** Start of Data for this task **
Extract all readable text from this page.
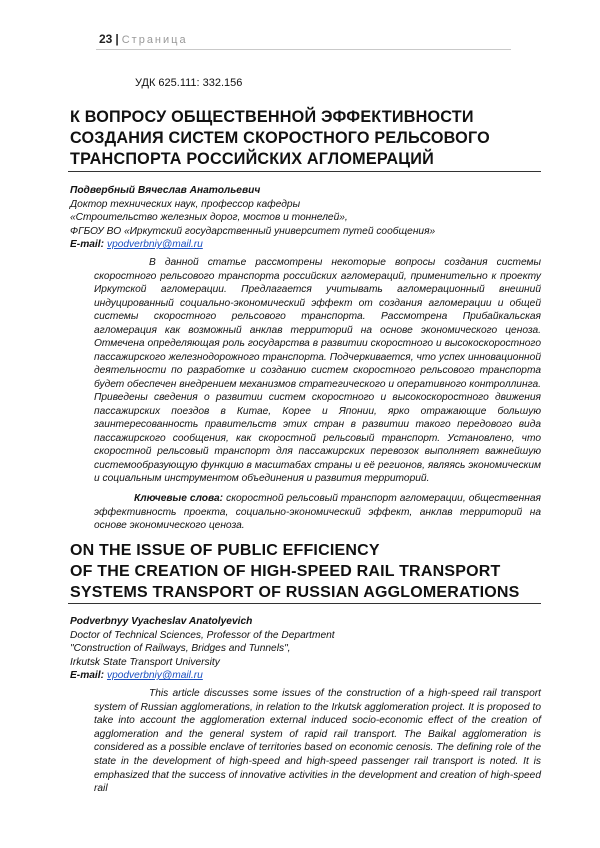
23 | Страница
УДК 625.111: 332.156
К ВОПРОСУ ОБЩЕСТВЕННОЙ ЭФФЕКТИВНОСТИ
СОЗДАНИЯ СИСТЕМ СКОРОСТНОГО РЕЛЬСОВОГО
ТРАНСПОРТА РОССИЙСКИХ АГЛОМЕРАЦИЙ
Подвербный Вячеслав Анатольевич
Доктор технических наук, профессор кафедры
«Строительство железных дорог, мостов и тоннелей»,
ФГБОУ ВО «Иркутский государственный университет путей сообщения»
E-mail: vpodverbniy@mail.ru

В данной статье рассмотрены некоторые вопросы создания системы скоростного рельсового транспорта российских агломераций, применительно к проекту Иркутской агломерации. Предлагается учитывать агломерационный внешний индуцированный социально-экономический эффект от создания агломерации и общей системы скоростного рельсового транспорта. Рассмотрена Прибайкальская агломерация как возможный анклав территорий на основе экономического ценоза. Отмечена определяющая роль государства в развитии скоростного и высокоскоростного пассажирского железнодорожного транспорта. Подчеркивается, что успех инновационной деятельности по разработке и созданию систем скоростного рельсового транспорта будет обеспечен внедрением механизмов стратегического и оперативного контроллинга. Приведены сведения о развитии систем скоростного и высокоскоростного движения пассажирских поездов в Китае, Корее и Японии, ярко отражающие большую заинтересованность правительств этих стран в развитии такого передового вида пассажирского сообщения, как скоростной рельсовый транспорт. Установлено, что скоростной рельсовый транспорт для пассажирских перевозок выполняет важнейшую системообразующую функцию в масштабах страны и её регионов, являясь экономическим и социальным инструментом объединения и развития территорий.

Ключевые слова: скоростной рельсовый транспорт агломерации, общественная эффективность проекта, социально-экономический эффект, анклав территорий на основе экономического ценоза.

ON THE ISSUE OF PUBLIC EFFICIENCY
OF THE CREATION OF HIGH-SPEED RAIL TRANSPORT
SYSTEMS TRANSPORT OF RUSSIAN AGGLOMERATIONS
Podverbnyy Vyacheslav Anatolyevich
Doctor of Technical Sciences, Professor of the Department
"Construction of Railways, Bridges and Tunnels",
Irkutsk State Transport University
E-mail: vpodverbniy@mail.ru

This article discusses some issues of the construction of a high-speed rail transport system of Russian agglomerations, in relation to the Irkutsk agglomeration project. It is proposed to take into account the agglomeration external induced socio-economic effect of the creation of agglomeration and the general system of rapid rail transport. The Baikal agglomeration is considered as a possible enclave of territories based on economic cenosis. The defining role of the state in the development of high-speed and high-speed passenger rail transport is noted. It is emphasized that the success of innovative activities in the development and creation of high-speed rail
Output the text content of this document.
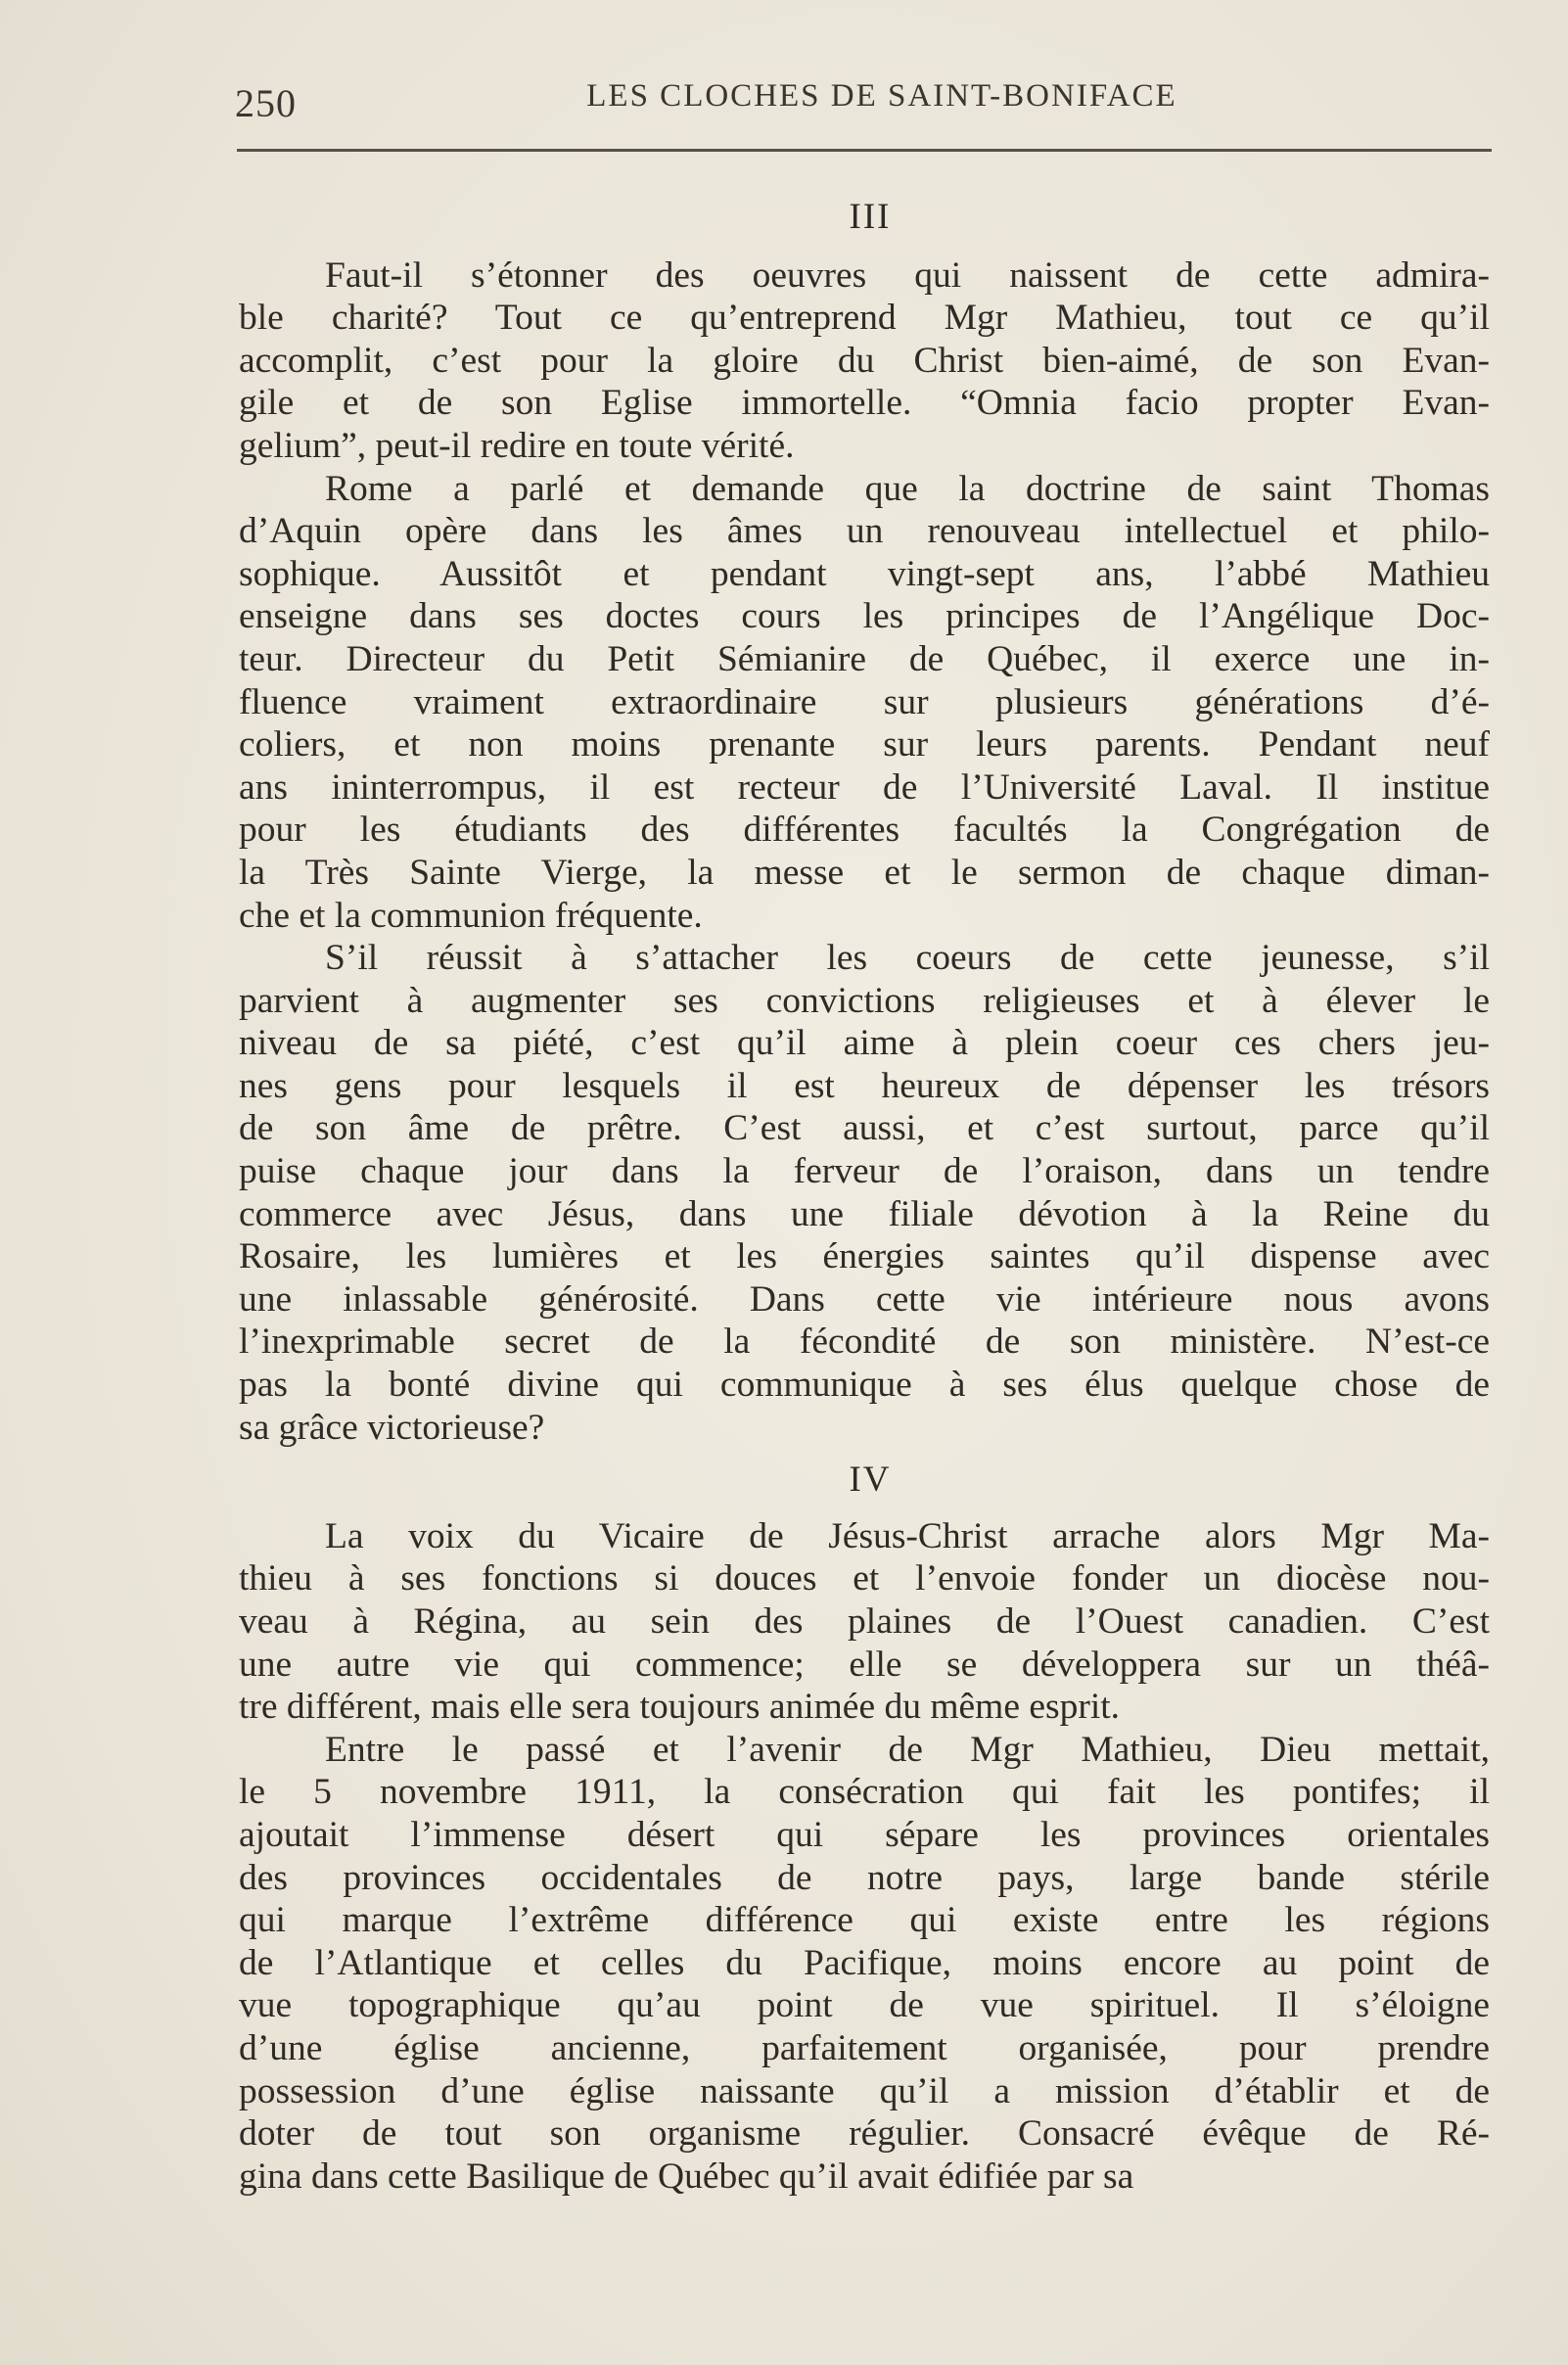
250	LES CLOCHES DE SAINT-BONIFACE
III
Faut-il s’étonner des oeuvres qui naissent de cette admira-
ble charité? Tout ce qu’entreprend Mgr Mathieu, tout ce qu’il
accomplit, c’est pour la gloire du Christ bien-aimé, de son Evan-
gile et de son Eglise immortelle. “Omnia facio propter Evan-
gelium”, peut-il redire en toute vérité.
Rome a parlé et demande que la doctrine de saint Thomas
d’Aquin opère dans les âmes un renouveau intellectuel et philo-
sophique. Aussitôt et pendant vingt-sept ans, l’abbé Mathieu
enseigne dans ses doctes cours les principes de l’Angélique Doc-
teur. Directeur du Petit Sémianire de Québec, il exerce une in-
fluence vraiment extraordinaire sur plusieurs générations d’é-
coliers, et non moins prenante sur leurs parents. Pendant neuf
ans ininterrompus, il est recteur de l’Université Laval. Il institue
pour les étudiants des différentes facultés la Congrégation de
la Très Sainte Vierge, la messe et le sermon de chaque diman-
che et la communion fréquente.
S’il réussit à s’attacher les coeurs de cette jeunesse, s’il
parvient à augmenter ses convictions religieuses et à élever le
niveau de sa piété, c’est qu’il aime à plein coeur ces chers jeu-
nes gens pour lesquels il est heureux de dépenser les trésors
de son âme de prêtre. C’est aussi, et c’est surtout, parce qu’il
puise chaque jour dans la ferveur de l’oraison, dans un tendre
commerce avec Jésus, dans une filiale dévotion à la Reine du
Rosaire, les lumières et les énergies saintes qu’il dispense avec
une inlassable générosité. Dans cette vie intérieure nous avons
l’inexprimable secret de la fécondité de son ministère. N’est-ce
pas la bonté divine qui communique à ses élus quelque chose de
sa grâce victorieuse?
IV
La voix du Vicaire de Jésus-Christ arrache alors Mgr Ma-
thieu à ses fonctions si douces et l’envoie fonder un diocèse nou-
veau à Régina, au sein des plaines de l’Ouest canadien. C’est
une autre vie qui commence; elle se développera sur un théâ-
tre différent, mais elle sera toujours animée du même esprit.
Entre le passé et l’avenir de Mgr Mathieu, Dieu mettait,
le 5 novembre 1911, la consécration qui fait les pontifes; il
ajoutait l’immense désert qui sépare les provinces orientales
des provinces occidentales de notre pays, large bande stérile
qui marque l’extrême différence qui existe entre les régions
de l’Atlantique et celles du Pacifique, moins encore au point de
vue topographique qu’au point de vue spirituel. Il s’éloigne
d’une église ancienne, parfaitement organisée, pour prendre
possession d’une église naissante qu’il a mission d’établir et de
doter de tout son organisme régulier. Consacré évêque de Ré-
gina dans cette Basilique de Québec qu’il avait édifiée par sa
** End of Data for this task **
_Written exercise_.
Gather every line from the listing above in which the word "moins" appears.

_Response below_.
coliers, et non moins prenante sur leurs parents. Pendant neuf
de l’Atlantique et celles du Pacifique, moins encore au point de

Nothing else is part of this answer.